(Collected data)
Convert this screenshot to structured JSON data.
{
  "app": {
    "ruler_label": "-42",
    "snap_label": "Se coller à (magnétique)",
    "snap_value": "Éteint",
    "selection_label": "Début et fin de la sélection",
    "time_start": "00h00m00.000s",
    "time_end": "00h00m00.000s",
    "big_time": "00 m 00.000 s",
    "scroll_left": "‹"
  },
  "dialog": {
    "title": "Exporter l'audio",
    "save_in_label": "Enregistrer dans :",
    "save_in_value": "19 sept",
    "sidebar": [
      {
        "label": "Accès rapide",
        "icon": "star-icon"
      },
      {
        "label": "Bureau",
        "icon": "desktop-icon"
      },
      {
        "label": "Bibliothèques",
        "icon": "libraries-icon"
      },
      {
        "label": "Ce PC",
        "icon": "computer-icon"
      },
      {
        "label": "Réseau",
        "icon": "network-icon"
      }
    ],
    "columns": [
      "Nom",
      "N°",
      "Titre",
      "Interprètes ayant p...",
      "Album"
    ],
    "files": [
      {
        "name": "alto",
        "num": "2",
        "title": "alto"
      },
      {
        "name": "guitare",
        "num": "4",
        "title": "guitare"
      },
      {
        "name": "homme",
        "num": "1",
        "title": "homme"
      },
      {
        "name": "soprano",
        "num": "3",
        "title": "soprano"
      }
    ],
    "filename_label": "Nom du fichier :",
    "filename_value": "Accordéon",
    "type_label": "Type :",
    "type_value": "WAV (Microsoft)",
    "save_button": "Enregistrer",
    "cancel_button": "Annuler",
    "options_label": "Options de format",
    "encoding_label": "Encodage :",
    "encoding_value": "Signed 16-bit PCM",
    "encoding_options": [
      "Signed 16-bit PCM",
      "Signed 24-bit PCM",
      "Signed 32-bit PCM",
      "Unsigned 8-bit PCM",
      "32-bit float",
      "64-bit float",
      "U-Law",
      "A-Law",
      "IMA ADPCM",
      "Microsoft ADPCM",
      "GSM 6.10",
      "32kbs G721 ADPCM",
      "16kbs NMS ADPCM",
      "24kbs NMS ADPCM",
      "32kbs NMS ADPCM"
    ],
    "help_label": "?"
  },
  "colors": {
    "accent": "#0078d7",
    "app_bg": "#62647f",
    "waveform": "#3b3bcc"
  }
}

Given request -
Exactly reproduce every record.

Task answer -
Convert this screenshot to structured JSON data.
{
  "app": {
    "ruler_label": "-42",
    "snap_label": "Se coller à (magnétique)",
    "snap_value": "Éteint",
    "selection_label": "Début et fin de la sélection",
    "time_start": "00h00m00.000s",
    "time_end": "00h00m00.000s",
    "big_time": "00 m 00.000 s",
    "scroll_left": "‹"
  },
  "dialog": {
    "title": "Exporter l'audio",
    "save_in_label": "Enregistrer dans :",
    "save_in_value": "19 sept",
    "sidebar": [
      {
        "label": "Accès rapide",
        "icon": "star-icon"
      },
      {
        "label": "Bureau",
        "icon": "desktop-icon"
      },
      {
        "label": "Bibliothèques",
        "icon": "libraries-icon"
      },
      {
        "label": "Ce PC",
        "icon": "computer-icon"
      },
      {
        "label": "Réseau",
        "icon": "network-icon"
      }
    ],
    "columns": [
      "Nom",
      "N°",
      "Titre",
      "Interprètes ayant p...",
      "Album"
    ],
    "files": [
      {
        "name": "alto",
        "num": "2",
        "title": "alto"
      },
      {
        "name": "guitare",
        "num": "4",
        "title": "guitare"
      },
      {
        "name": "homme",
        "num": "1",
        "title": "homme"
      },
      {
        "name": "soprano",
        "num": "3",
        "title": "soprano"
      }
    ],
    "filename_label": "Nom du fichier :",
    "filename_value": "Accordéon",
    "type_label": "Type :",
    "type_value": "WAV (Microsoft)",
    "save_button": "Enregistrer",
    "cancel_button": "Annuler",
    "options_label": "Options de format",
    "encoding_label": "Encodage :",
    "encoding_value": "Signed 16-bit PCM",
    "encoding_options": [
      "Signed 16-bit PCM",
      "Signed 24-bit PCM",
      "Signed 32-bit PCM",
      "Unsigned 8-bit PCM",
      "32-bit float",
      "64-bit float",
      "U-Law",
      "A-Law",
      "IMA ADPCM",
      "Microsoft ADPCM",
      "GSM 6.10",
      "32kbs G721 ADPCM",
      "16kbs NMS ADPCM",
      "24kbs NMS ADPCM",
      "32kbs NMS ADPCM"
    ],
    "help_label": "?"
  },
  "colors": {
    "accent": "#0078d7",
    "app_bg": "#62647f",
    "waveform": "#3b3bcc"
  }
}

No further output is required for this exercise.